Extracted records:
____________________

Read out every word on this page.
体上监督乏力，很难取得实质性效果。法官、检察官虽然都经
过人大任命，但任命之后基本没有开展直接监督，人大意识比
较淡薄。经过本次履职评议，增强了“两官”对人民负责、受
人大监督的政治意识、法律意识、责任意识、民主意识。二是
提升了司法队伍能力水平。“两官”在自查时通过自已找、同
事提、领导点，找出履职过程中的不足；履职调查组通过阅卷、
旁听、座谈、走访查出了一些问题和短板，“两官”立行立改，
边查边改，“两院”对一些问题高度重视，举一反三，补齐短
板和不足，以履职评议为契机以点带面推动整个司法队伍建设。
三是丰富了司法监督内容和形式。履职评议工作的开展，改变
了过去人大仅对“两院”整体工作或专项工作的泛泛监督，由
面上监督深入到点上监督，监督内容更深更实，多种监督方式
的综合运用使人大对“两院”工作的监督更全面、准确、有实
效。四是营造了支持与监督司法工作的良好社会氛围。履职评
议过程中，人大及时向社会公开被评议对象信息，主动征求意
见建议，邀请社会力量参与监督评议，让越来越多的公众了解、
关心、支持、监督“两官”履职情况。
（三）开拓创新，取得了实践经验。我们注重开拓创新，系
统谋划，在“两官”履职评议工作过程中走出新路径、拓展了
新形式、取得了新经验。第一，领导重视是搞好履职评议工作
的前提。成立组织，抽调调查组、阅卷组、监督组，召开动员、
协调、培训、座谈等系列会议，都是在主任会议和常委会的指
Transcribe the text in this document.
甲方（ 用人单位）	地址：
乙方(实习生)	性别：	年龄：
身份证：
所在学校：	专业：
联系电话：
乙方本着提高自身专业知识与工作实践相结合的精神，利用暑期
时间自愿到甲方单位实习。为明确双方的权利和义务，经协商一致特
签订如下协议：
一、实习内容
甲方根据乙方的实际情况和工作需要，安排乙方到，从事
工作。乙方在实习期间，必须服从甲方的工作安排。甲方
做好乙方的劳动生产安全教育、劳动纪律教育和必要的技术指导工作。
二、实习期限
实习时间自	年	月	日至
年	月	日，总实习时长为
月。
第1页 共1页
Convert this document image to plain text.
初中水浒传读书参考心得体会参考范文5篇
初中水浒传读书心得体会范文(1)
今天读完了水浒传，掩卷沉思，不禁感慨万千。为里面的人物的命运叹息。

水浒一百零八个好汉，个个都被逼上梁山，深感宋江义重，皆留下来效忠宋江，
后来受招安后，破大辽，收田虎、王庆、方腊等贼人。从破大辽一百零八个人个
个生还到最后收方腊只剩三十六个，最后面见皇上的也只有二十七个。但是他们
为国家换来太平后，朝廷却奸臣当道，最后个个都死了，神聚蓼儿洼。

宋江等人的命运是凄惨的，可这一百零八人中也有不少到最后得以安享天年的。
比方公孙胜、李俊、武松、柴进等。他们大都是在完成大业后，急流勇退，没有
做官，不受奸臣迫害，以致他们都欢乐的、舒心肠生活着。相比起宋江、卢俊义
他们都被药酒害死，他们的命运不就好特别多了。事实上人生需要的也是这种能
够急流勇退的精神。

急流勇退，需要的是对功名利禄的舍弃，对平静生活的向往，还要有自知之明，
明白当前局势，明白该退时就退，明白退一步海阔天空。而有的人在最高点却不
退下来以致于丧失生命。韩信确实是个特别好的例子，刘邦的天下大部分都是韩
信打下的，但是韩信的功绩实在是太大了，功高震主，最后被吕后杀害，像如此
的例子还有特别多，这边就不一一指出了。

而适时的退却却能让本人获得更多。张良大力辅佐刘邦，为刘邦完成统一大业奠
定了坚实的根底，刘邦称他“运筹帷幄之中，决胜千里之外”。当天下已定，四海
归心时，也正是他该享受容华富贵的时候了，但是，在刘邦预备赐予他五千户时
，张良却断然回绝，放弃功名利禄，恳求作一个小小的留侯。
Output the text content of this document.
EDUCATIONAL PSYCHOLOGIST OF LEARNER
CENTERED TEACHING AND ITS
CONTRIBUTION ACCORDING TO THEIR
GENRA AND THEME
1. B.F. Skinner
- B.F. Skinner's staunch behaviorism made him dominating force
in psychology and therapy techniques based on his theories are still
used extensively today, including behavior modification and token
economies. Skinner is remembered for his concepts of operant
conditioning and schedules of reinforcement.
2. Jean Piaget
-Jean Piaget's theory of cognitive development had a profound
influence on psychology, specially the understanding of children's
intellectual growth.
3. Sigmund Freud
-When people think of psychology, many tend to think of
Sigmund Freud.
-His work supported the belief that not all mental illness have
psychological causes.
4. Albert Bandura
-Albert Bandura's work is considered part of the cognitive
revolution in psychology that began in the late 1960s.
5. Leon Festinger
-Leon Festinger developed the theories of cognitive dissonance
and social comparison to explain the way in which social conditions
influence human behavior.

____________________

■ What is expected
Extract from the material all lines containing the string "text".

■ Result of this task
Transcribe the text in this document.
Convert this document image to plain text.
Output the text content of this document.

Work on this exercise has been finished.